[Figure data in JSON]
[START]

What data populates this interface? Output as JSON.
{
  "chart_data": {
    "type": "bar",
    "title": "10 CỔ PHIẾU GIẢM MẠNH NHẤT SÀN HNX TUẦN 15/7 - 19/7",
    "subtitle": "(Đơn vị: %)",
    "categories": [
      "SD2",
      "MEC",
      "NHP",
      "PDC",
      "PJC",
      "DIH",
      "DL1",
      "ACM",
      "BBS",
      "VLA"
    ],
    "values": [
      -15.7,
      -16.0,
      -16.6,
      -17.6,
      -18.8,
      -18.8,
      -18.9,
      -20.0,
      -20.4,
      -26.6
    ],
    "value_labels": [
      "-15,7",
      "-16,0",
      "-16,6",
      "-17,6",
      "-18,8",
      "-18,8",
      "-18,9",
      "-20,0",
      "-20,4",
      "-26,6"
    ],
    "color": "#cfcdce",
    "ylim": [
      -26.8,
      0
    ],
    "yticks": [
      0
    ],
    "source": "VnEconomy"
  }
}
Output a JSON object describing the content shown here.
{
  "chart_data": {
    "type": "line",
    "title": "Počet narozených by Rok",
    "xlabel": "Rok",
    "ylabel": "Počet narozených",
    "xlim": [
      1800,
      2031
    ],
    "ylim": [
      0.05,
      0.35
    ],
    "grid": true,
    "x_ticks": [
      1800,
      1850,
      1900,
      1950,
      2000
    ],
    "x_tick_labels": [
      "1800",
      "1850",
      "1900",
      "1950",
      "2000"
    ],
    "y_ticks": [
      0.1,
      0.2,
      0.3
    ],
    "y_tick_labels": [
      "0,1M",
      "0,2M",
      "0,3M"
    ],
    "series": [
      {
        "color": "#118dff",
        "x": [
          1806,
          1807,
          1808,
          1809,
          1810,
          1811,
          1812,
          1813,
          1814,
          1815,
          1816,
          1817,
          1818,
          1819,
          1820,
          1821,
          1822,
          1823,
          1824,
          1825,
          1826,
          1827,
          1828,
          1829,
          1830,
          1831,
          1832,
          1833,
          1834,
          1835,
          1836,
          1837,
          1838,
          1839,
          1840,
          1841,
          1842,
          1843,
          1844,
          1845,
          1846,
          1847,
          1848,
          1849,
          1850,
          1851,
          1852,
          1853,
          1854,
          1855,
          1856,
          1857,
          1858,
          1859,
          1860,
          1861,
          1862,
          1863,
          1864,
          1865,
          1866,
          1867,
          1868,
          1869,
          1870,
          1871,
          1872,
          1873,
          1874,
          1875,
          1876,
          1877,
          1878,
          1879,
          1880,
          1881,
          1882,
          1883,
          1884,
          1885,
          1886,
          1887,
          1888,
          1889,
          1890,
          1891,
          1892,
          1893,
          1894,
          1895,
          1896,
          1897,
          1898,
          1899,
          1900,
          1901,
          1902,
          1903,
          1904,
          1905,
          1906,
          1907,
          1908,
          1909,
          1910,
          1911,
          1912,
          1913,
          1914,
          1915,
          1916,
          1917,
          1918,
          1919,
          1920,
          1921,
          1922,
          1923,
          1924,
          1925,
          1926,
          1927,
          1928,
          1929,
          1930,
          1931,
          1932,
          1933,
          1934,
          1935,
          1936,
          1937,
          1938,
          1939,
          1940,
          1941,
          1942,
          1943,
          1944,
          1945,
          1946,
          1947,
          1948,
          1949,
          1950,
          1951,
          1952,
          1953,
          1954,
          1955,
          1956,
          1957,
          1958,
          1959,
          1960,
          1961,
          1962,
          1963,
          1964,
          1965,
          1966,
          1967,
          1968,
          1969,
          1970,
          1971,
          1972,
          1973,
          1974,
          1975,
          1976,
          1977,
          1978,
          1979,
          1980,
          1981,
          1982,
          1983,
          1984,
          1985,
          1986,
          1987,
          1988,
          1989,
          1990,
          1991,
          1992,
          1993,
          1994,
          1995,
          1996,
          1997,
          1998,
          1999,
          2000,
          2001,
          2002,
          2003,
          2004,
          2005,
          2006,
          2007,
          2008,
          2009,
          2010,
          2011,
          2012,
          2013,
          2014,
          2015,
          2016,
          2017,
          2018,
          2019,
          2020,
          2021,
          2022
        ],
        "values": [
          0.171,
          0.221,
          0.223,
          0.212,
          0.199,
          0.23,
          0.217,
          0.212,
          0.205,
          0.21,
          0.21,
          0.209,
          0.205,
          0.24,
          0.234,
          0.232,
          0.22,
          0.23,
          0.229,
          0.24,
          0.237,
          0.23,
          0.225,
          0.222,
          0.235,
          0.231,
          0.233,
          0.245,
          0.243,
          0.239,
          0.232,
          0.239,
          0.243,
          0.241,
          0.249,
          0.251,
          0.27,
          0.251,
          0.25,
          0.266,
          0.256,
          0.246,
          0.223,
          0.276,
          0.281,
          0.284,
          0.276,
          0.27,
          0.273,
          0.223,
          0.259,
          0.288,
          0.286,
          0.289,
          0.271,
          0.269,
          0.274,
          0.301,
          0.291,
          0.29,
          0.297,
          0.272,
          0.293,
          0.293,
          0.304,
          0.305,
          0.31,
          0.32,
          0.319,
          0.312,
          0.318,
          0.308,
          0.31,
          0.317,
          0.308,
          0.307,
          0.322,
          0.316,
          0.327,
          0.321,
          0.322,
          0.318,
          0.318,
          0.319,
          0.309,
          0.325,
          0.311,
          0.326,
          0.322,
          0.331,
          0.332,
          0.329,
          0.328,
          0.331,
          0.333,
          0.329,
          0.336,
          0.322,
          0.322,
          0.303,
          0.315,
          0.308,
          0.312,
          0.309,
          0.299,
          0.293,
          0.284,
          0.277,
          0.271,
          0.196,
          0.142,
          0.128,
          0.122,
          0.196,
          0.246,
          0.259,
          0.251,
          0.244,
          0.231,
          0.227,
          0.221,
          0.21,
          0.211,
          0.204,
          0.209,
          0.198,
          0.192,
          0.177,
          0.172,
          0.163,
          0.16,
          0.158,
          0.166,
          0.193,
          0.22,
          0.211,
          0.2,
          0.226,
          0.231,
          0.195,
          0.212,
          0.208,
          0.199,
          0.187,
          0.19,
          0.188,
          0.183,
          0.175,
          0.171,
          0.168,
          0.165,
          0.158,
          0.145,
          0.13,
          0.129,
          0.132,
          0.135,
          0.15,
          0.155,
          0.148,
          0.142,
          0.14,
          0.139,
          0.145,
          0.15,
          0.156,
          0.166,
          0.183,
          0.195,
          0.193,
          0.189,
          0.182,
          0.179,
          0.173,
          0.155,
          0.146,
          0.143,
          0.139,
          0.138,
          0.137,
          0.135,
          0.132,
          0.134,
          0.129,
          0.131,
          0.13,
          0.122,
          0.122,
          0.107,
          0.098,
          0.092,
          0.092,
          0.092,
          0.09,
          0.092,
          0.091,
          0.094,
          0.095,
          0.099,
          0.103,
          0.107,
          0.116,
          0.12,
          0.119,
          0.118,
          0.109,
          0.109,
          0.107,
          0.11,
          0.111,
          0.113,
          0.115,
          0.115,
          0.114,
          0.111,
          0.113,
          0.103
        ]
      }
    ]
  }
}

[END]

● Short task: Without leaving anything out, give the entries again exactly.

● Problem solution:
What data populates this interface? Output as JSON.
{
  "chart_data": {
    "type": "bar",
    "title": "10 CỔ PHIẾU GIẢM MẠNH NHẤT SÀN HNX TUẦN 15/7 - 19/7",
    "subtitle": "(Đơn vị: %)",
    "categories": [
      "SD2",
      "MEC",
      "NHP",
      "PDC",
      "PJC",
      "DIH",
      "DL1",
      "ACM",
      "BBS",
      "VLA"
    ],
    "values": [
      -15.7,
      -16.0,
      -16.6,
      -17.6,
      -18.8,
      -18.8,
      -18.9,
      -20.0,
      -20.4,
      -26.6
    ],
    "value_labels": [
      "-15,7",
      "-16,0",
      "-16,6",
      "-17,6",
      "-18,8",
      "-18,8",
      "-18,9",
      "-20,0",
      "-20,4",
      "-26,6"
    ],
    "color": "#cfcdce",
    "ylim": [
      -26.8,
      0
    ],
    "yticks": [
      0
    ],
    "source": "VnEconomy"
  }
}
Output a JSON object describing the content shown here.
{
  "chart_data": {
    "type": "line",
    "title": "Počet narozených by Rok",
    "xlabel": "Rok",
    "ylabel": "Počet narozených",
    "xlim": [
      1800,
      2031
    ],
    "ylim": [
      0.05,
      0.35
    ],
    "grid": true,
    "x_ticks": [
      1800,
      1850,
      1900,
      1950,
      2000
    ],
    "x_tick_labels": [
      "1800",
      "1850",
      "1900",
      "1950",
      "2000"
    ],
    "y_ticks": [
      0.1,
      0.2,
      0.3
    ],
    "y_tick_labels": [
      "0,1M",
      "0,2M",
      "0,3M"
    ],
    "series": [
      {
        "color": "#118dff",
        "x": [
          1806,
          1807,
          1808,
          1809,
          1810,
          1811,
          1812,
          1813,
          1814,
          1815,
          1816,
          1817,
          1818,
          1819,
          1820,
          1821,
          1822,
          1823,
          1824,
          1825,
          1826,
          1827,
          1828,
          1829,
          1830,
          1831,
          1832,
          1833,
          1834,
          1835,
          1836,
          1837,
          1838,
          1839,
          1840,
          1841,
          1842,
          1843,
          1844,
          1845,
          1846,
          1847,
          1848,
          1849,
          1850,
          1851,
          1852,
          1853,
          1854,
          1855,
          1856,
          1857,
          1858,
          1859,
          1860,
          1861,
          1862,
          1863,
          1864,
          1865,
          1866,
          1867,
          1868,
          1869,
          1870,
          1871,
          1872,
          1873,
          1874,
          1875,
          1876,
          1877,
          1878,
          1879,
          1880,
          1881,
          1882,
          1883,
          1884,
          1885,
          1886,
          1887,
          1888,
          1889,
          1890,
          1891,
          1892,
          1893,
          1894,
          1895,
          1896,
          1897,
          1898,
          1899,
          1900,
          1901,
          1902,
          1903,
          1904,
          1905,
          1906,
          1907,
          1908,
          1909,
          1910,
          1911,
          1912,
          1913,
          1914,
          1915,
          1916,
          1917,
          1918,
          1919,
          1920,
          1921,
          1922,
          1923,
          1924,
          1925,
          1926,
          1927,
          1928,
          1929,
          1930,
          1931,
          1932,
          1933,
          1934,
          1935,
          1936,
          1937,
          1938,
          1939,
          1940,
          1941,
          1942,
          1943,
          1944,
          1945,
          1946,
          1947,
          1948,
          1949,
          1950,
          1951,
          1952,
          1953,
          1954,
          1955,
          1956,
          1957,
          1958,
          1959,
          1960,
          1961,
          1962,
          1963,
          1964,
          1965,
          1966,
          1967,
          1968,
          1969,
          1970,
          1971,
          1972,
          1973,
          1974,
          1975,
          1976,
          1977,
          1978,
          1979,
          1980,
          1981,
          1982,
          1983,
          1984,
          1985,
          1986,
          1987,
          1988,
          1989,
          1990,
          1991,
          1992,
          1993,
          1994,
          1995,
          1996,
          1997,
          1998,
          1999,
          2000,
          2001,
          2002,
          2003,
          2004,
          2005,
          2006,
          2007,
          2008,
          2009,
          2010,
          2011,
          2012,
          2013,
          2014,
          2015,
          2016,
          2017,
          2018,
          2019,
          2020,
          2021,
          2022
        ],
        "values": [
          0.171,
          0.221,
          0.223,
          0.212,
          0.199,
          0.23,
          0.217,
          0.212,
          0.205,
          0.21,
          0.21,
          0.209,
          0.205,
          0.24,
          0.234,
          0.232,
          0.22,
          0.23,
          0.229,
          0.24,
          0.237,
          0.23,
          0.225,
          0.222,
          0.235,
          0.231,
          0.233,
          0.245,
          0.243,
          0.239,
          0.232,
          0.239,
          0.243,
          0.241,
          0.249,
          0.251,
          0.27,
          0.251,
          0.25,
          0.266,
          0.256,
          0.246,
          0.223,
          0.276,
          0.281,
          0.284,
          0.276,
          0.27,
          0.273,
          0.223,
          0.259,
          0.288,
          0.286,
          0.289,
          0.271,
          0.269,
          0.274,
          0.301,
          0.291,
          0.29,
          0.297,
          0.272,
          0.293,
          0.293,
          0.304,
          0.305,
          0.31,
          0.32,
          0.319,
          0.312,
          0.318,
          0.308,
          0.31,
          0.317,
          0.308,
          0.307,
          0.322,
          0.316,
          0.327,
          0.321,
          0.322,
          0.318,
          0.318,
          0.319,
          0.309,
          0.325,
          0.311,
          0.326,
          0.322,
          0.331,
          0.332,
          0.329,
          0.328,
          0.331,
          0.333,
          0.329,
          0.336,
          0.322,
          0.322,
          0.303,
          0.315,
          0.308,
          0.312,
          0.309,
          0.299,
          0.293,
          0.284,
          0.277,
          0.271,
          0.196,
          0.142,
          0.128,
          0.122,
          0.196,
          0.246,
          0.259,
          0.251,
          0.244,
          0.231,
          0.227,
          0.221,
          0.21,
          0.211,
          0.204,
          0.209,
          0.198,
          0.192,
          0.177,
          0.172,
          0.163,
          0.16,
          0.158,
          0.166,
          0.193,
          0.22,
          0.211,
          0.2,
          0.226,
          0.231,
          0.195,
          0.212,
          0.208,
          0.199,
          0.187,
          0.19,
          0.188,
          0.183,
          0.175,
          0.171,
          0.168,
          0.165,
          0.158,
          0.145,
          0.13,
          0.129,
          0.132,
          0.135,
          0.15,
          0.155,
          0.148,
          0.142,
          0.14,
          0.139,
          0.145,
          0.15,
          0.156,
          0.166,
          0.183,
          0.195,
          0.193,
          0.189,
          0.182,
          0.179,
          0.173,
          0.155,
          0.146,
          0.143,
          0.139,
          0.138,
          0.137,
          0.135,
          0.132,
          0.134,
          0.129,
          0.131,
          0.13,
          0.122,
          0.122,
          0.107,
          0.098,
          0.092,
          0.092,
          0.092,
          0.09,
          0.092,
          0.091,
          0.094,
          0.095,
          0.099,
          0.103,
          0.107,
          0.116,
          0.12,
          0.119,
          0.118,
          0.109,
          0.109,
          0.107,
          0.11,
          0.111,
          0.113,
          0.115,
          0.115,
          0.114,
          0.111,
          0.113,
          0.103
        ]
      }
    ]
  }
}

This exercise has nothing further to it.